BEGIN

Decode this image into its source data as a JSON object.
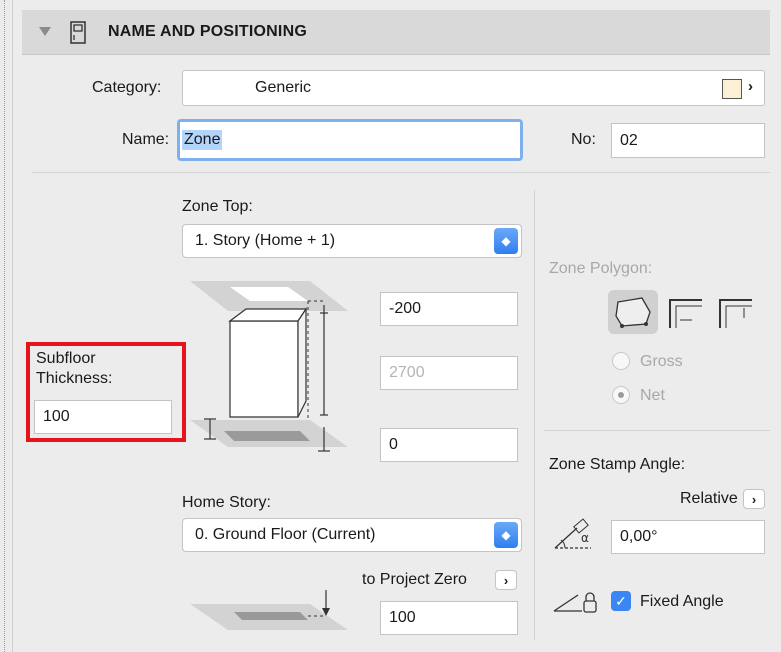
{
  "header": {
    "title": "NAME AND POSITIONING"
  },
  "category": {
    "label": "Category:",
    "value": "Generic",
    "swatch_color": "#fbf0d6"
  },
  "name": {
    "label": "Name:",
    "value": "Zone"
  },
  "number": {
    "label": "No:",
    "value": "02"
  },
  "zone_top": {
    "label": "Zone Top:",
    "selected": "1. Story (Home + 1)",
    "offset_value": "-200",
    "height_value": "2700",
    "bottom_offset_value": "0"
  },
  "subfloor": {
    "label_line1": "Subfloor",
    "label_line2": "Thickness:",
    "value": "100",
    "highlight_color": "#e3141b"
  },
  "home_story": {
    "label": "Home Story:",
    "selected": "0. Ground Floor (Current)",
    "reference_label": "to Project Zero",
    "reference_value": "100"
  },
  "zone_polygon": {
    "label": "Zone Polygon:",
    "options": [
      {
        "label": "Gross",
        "selected": false
      },
      {
        "label": "Net",
        "selected": true
      }
    ]
  },
  "zone_stamp": {
    "label": "Zone Stamp Angle:",
    "mode_label": "Relative",
    "angle_value": "0,00°",
    "fixed_angle_label": "Fixed Angle",
    "fixed_angle_checked": true
  },
  "colors": {
    "accent": "#3b86f5",
    "focus_ring": "#7fb0ee",
    "header_bg": "#d9d9d9"
  }
}
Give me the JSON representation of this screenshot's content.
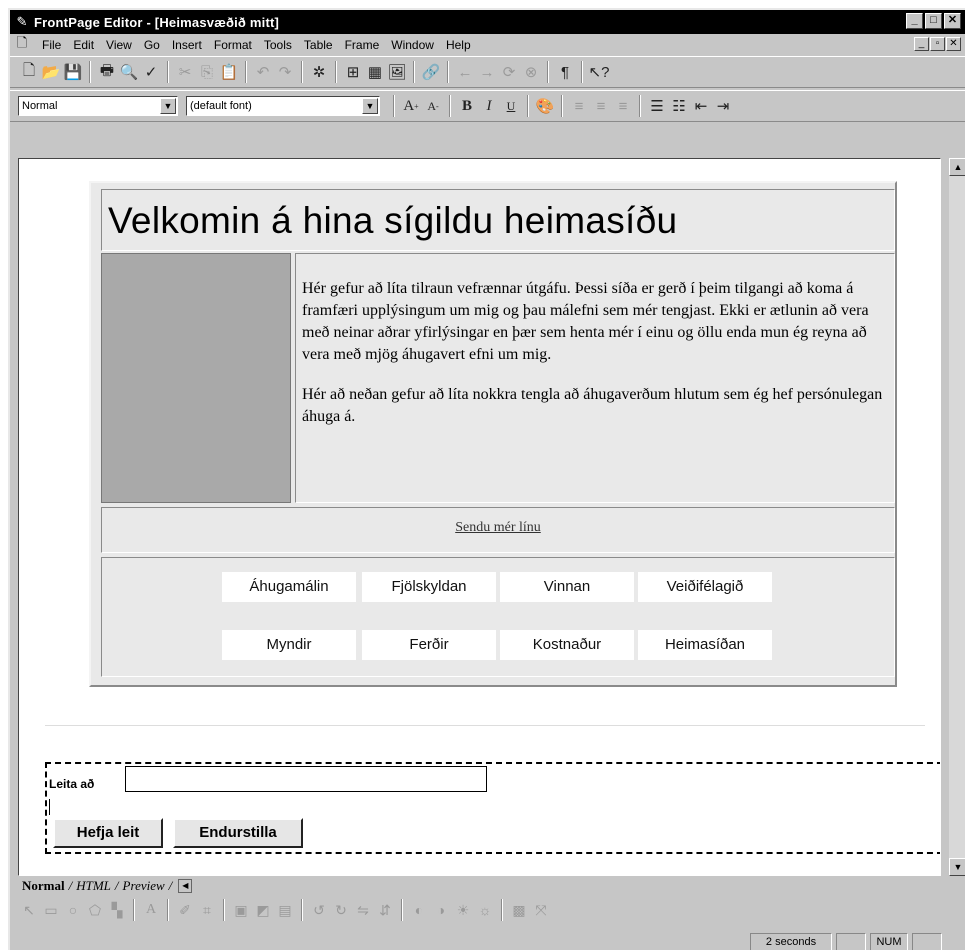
{
  "window": {
    "title": "FrontPage Editor - [Heimasvæðið mitt]",
    "buttons": [
      "_",
      "□",
      "✕"
    ]
  },
  "menubar": {
    "items": [
      "File",
      "Edit",
      "View",
      "Go",
      "Insert",
      "Format",
      "Tools",
      "Table",
      "Frame",
      "Window",
      "Help"
    ],
    "mdi_buttons": [
      "_",
      "▫",
      "✕"
    ]
  },
  "format_toolbar": {
    "style_value": "Normal",
    "font_value": "(default font)"
  },
  "page": {
    "heading": "Velkomin á hina sígildu heimasíðu",
    "paragraphs": [
      "Hér gefur að líta tilraun vefrænnar útgáfu. Þessi síða er gerð í þeim tilgangi að koma á framfæri upplýsingum um mig og þau málefni sem mér tengjast. Ekki er ætlunin að vera með neinar aðrar yfirlýsingar en þær sem henta mér í einu og öllu enda mun ég reyna að vera með mjög áhugavert efni um mig.",
      "Hér að neðan gefur að líta nokkra tengla að áhugaverðum hlutum sem ég hef persónulegan áhuga á."
    ],
    "mail_link": "Sendu mér línu",
    "nav_row1": [
      "Áhugamálin",
      "Fjölskyldan",
      "Vinnan",
      "Veiðifélagið"
    ],
    "nav_row2": [
      "Myndir",
      "Ferðir",
      "Kostnaður",
      "Heimasíðan"
    ]
  },
  "search_form": {
    "label": "Leita að",
    "input_value": "",
    "submit_label": "Hefja leit",
    "reset_label": "Endurstilla"
  },
  "tabs": [
    "Normal",
    "HTML",
    "Preview"
  ],
  "status": {
    "time": "2 seconds",
    "num": "NUM"
  }
}
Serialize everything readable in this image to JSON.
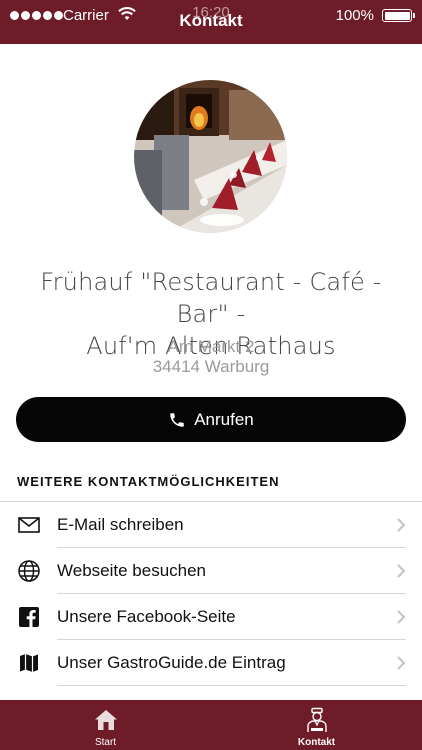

END

Every line of the listing that holds "this" should be found and copied.

Decode this image into its source data as a JSON object.
Give me the JSON representation of this screenshot's content.
Serialize everything readable in this image to JSON.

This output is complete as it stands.